* start *
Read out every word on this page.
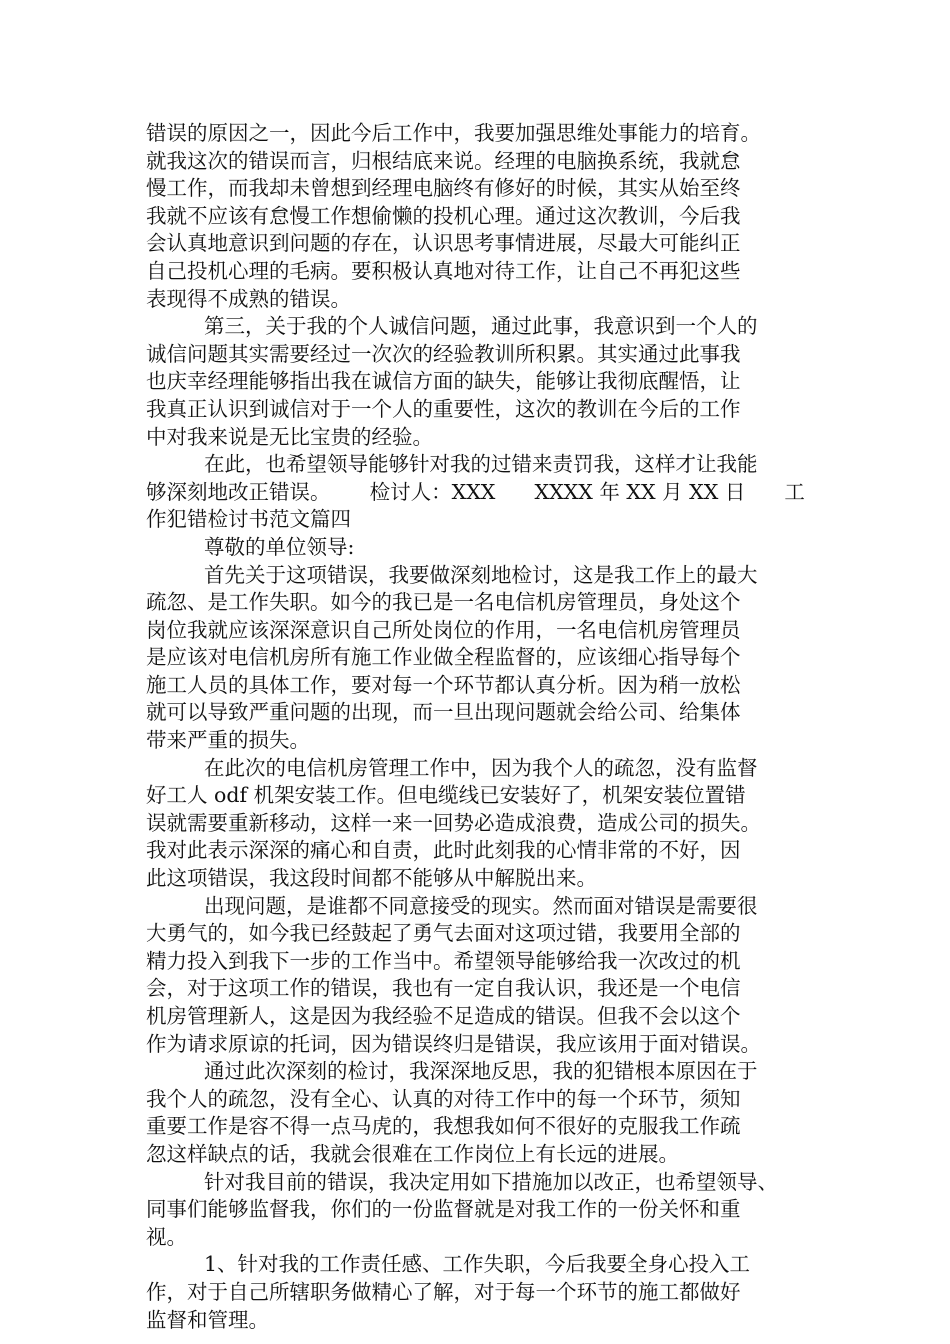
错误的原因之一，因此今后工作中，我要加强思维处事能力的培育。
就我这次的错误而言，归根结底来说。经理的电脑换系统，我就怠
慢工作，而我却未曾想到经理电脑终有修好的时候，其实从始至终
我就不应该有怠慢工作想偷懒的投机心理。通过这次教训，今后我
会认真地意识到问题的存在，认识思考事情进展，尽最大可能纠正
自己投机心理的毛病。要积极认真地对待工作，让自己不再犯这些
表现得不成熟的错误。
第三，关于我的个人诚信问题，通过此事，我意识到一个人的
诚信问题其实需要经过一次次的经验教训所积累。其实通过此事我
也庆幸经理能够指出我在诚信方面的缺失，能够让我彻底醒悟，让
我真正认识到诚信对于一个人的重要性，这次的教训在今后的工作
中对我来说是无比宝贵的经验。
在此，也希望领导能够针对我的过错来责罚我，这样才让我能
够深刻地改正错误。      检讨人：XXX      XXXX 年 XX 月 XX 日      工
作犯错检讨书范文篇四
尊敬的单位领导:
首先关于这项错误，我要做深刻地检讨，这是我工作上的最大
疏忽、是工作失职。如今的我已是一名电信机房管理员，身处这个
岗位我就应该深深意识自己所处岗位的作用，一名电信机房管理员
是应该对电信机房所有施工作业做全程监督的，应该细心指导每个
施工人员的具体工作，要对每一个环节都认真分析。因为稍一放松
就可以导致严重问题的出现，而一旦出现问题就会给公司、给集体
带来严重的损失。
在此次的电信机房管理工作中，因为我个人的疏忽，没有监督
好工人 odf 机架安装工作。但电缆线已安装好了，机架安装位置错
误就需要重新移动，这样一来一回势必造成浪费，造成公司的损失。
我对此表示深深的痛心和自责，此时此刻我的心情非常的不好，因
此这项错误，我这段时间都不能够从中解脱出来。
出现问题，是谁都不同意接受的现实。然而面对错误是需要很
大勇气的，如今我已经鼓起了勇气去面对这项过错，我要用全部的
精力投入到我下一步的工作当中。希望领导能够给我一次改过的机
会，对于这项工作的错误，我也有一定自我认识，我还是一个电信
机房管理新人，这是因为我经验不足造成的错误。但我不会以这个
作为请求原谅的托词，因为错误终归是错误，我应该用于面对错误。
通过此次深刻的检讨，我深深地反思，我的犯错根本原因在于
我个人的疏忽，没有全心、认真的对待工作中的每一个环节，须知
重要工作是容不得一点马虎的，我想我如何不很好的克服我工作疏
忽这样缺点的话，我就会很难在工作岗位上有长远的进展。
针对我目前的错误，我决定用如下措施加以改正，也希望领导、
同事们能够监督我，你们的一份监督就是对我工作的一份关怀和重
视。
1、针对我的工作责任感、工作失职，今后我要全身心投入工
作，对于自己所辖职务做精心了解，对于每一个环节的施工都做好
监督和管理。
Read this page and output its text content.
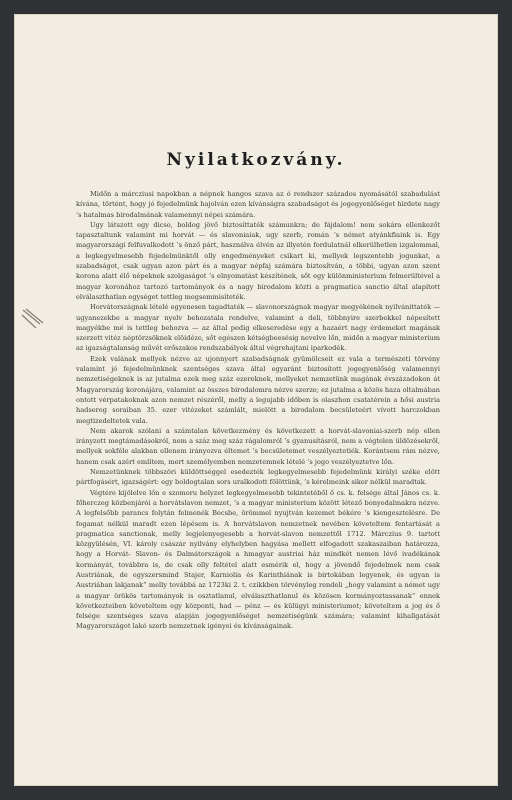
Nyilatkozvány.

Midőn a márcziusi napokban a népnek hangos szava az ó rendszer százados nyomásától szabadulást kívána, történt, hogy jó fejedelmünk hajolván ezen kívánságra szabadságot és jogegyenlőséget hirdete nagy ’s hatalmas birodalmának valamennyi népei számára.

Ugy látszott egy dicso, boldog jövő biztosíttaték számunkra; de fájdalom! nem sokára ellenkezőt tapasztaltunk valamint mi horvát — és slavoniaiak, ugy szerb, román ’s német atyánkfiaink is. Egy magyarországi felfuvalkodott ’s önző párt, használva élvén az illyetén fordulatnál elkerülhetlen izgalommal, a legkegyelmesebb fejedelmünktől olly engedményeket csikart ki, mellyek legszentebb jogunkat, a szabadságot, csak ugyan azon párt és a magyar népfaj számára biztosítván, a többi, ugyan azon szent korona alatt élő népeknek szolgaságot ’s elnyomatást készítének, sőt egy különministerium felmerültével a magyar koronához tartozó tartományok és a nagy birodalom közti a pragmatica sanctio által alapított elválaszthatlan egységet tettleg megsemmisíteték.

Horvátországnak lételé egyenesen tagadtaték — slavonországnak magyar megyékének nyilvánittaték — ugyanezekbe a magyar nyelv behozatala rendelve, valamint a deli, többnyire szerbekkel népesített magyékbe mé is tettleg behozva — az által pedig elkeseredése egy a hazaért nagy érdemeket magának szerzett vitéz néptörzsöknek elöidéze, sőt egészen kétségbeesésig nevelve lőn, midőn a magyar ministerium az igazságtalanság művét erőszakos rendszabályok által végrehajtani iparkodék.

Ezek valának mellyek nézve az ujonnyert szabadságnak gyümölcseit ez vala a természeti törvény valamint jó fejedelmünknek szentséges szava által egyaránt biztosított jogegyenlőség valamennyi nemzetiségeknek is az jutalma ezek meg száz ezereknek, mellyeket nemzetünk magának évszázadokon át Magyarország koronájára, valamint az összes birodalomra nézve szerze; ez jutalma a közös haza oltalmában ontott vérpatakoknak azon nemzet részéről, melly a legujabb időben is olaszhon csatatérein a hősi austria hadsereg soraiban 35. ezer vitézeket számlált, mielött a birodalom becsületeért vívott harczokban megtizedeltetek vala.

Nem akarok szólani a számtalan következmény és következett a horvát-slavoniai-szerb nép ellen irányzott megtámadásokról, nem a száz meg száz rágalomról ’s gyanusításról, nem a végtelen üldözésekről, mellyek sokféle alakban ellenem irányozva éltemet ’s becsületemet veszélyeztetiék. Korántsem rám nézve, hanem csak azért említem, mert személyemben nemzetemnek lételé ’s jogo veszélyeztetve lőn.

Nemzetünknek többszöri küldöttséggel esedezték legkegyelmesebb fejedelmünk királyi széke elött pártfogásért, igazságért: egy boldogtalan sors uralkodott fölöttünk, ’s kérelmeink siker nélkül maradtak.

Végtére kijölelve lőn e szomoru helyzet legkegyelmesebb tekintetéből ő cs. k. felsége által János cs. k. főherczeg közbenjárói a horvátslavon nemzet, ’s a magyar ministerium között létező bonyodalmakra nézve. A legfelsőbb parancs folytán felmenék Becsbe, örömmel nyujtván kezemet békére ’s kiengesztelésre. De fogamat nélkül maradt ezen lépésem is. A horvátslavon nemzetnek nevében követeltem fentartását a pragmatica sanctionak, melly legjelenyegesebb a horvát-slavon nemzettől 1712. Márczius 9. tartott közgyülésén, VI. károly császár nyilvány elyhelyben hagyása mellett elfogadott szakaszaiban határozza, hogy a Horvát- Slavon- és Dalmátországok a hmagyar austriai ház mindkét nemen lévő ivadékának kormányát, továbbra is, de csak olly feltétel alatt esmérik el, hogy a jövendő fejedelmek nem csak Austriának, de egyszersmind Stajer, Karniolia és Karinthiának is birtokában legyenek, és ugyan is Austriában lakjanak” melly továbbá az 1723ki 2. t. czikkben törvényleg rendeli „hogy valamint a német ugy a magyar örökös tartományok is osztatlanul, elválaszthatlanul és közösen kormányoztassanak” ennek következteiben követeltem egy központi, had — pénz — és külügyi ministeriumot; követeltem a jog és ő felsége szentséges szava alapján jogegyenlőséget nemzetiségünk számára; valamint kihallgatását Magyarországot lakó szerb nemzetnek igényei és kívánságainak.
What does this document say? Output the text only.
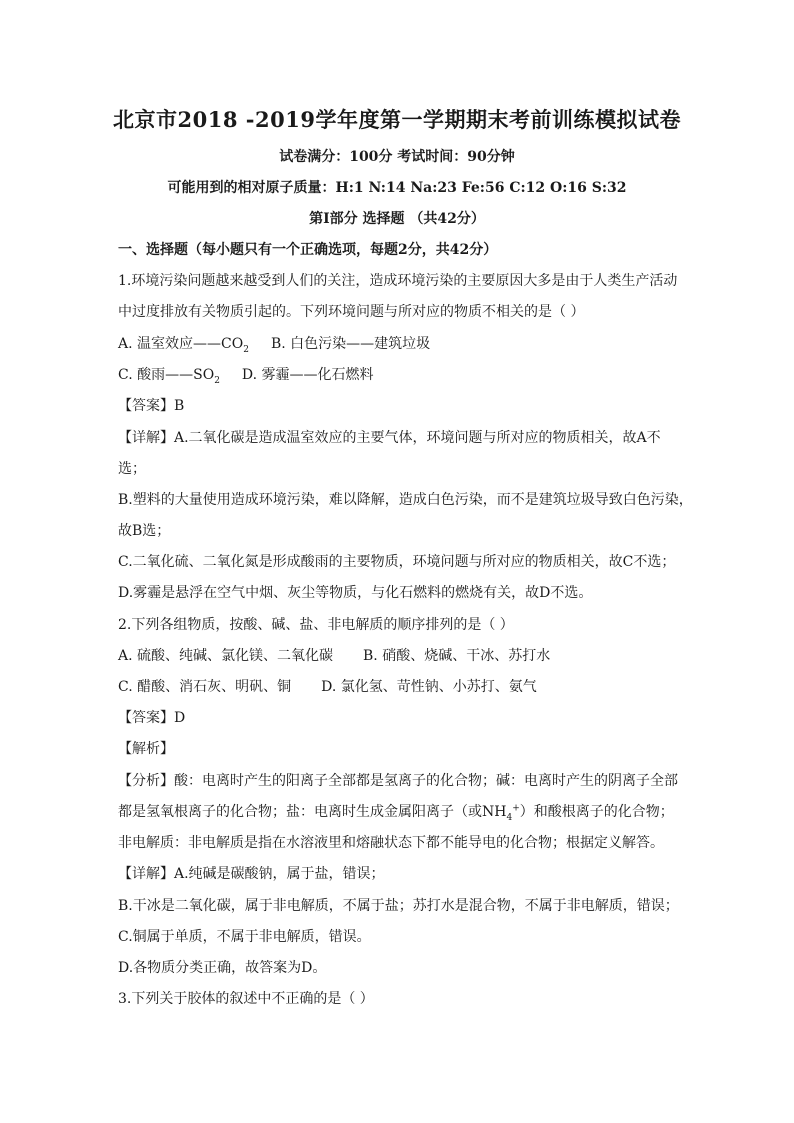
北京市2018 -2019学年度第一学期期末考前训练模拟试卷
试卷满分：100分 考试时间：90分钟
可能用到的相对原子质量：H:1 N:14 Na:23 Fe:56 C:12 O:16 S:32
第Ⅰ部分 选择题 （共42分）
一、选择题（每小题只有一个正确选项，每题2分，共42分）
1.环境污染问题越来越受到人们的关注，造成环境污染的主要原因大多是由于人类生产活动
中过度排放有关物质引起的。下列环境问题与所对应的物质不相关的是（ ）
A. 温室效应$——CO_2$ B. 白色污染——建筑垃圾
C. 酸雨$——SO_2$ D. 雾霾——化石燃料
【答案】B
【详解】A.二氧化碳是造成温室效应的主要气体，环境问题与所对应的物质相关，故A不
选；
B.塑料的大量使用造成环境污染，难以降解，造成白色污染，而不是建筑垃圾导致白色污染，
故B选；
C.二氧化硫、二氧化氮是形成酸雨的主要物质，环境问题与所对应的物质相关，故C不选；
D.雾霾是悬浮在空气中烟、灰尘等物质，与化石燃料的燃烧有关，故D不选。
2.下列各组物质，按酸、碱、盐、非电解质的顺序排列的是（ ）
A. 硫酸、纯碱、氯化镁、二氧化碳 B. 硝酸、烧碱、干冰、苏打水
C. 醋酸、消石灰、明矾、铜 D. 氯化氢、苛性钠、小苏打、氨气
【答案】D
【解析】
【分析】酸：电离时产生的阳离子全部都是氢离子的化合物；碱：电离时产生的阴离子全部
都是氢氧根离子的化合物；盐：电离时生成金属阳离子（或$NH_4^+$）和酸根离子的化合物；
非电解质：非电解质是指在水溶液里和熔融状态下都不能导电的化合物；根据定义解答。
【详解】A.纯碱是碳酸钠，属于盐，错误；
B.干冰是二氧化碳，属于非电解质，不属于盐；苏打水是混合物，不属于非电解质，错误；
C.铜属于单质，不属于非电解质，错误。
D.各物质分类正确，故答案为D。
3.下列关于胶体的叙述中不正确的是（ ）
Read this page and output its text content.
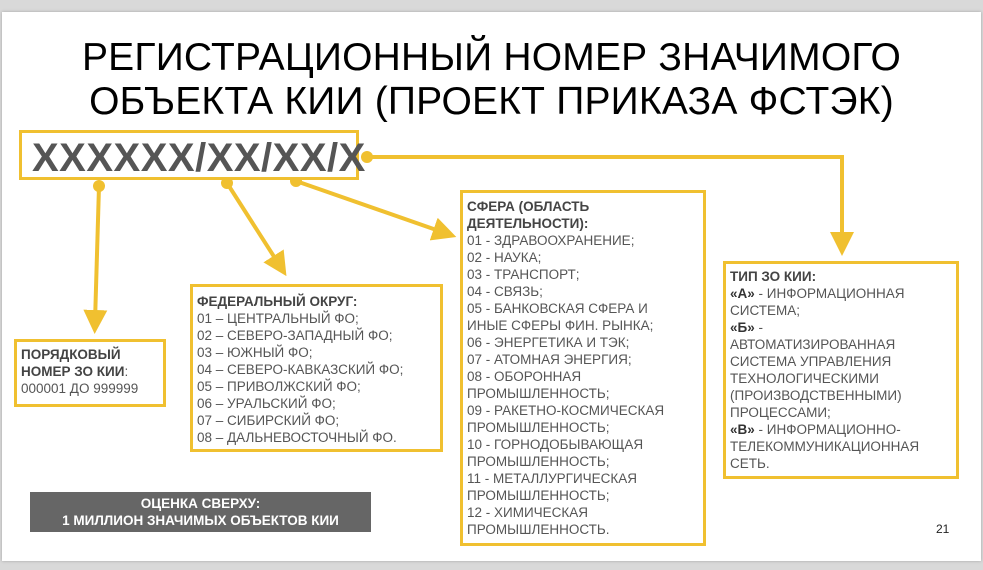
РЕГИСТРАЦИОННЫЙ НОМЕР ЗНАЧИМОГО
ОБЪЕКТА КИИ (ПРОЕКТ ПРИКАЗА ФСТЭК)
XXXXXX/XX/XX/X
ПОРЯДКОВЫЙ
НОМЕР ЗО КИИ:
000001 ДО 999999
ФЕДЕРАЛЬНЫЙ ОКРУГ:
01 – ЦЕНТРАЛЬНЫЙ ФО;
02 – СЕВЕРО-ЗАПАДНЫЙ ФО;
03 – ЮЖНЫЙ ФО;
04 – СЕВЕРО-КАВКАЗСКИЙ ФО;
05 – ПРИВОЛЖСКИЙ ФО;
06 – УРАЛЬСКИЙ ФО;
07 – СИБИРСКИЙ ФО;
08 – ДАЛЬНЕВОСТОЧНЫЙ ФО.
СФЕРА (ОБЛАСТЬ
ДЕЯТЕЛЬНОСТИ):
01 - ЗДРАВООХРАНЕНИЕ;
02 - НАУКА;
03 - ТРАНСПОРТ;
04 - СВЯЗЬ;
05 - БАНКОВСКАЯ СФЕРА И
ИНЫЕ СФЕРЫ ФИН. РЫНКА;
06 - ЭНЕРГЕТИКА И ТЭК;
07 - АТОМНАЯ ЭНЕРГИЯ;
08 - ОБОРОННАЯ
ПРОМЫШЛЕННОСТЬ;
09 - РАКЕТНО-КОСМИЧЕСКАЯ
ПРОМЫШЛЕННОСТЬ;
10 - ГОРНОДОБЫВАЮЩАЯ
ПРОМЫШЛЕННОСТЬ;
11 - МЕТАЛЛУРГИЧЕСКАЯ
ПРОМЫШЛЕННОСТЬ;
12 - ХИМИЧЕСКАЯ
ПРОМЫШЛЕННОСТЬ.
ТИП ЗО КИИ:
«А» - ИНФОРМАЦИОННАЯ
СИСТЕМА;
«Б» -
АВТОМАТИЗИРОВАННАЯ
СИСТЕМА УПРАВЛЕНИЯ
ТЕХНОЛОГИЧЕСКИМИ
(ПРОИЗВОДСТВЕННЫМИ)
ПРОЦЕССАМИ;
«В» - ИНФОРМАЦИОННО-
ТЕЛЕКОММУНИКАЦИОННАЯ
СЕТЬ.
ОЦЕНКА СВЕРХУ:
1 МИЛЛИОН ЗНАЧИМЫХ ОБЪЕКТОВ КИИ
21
* end *
### [TASK BRIEF]
In the listing, how many lines hold "СФЕРА"? Answer with a bare number.

### [SOLUTION TO THIS EXERCISE]
2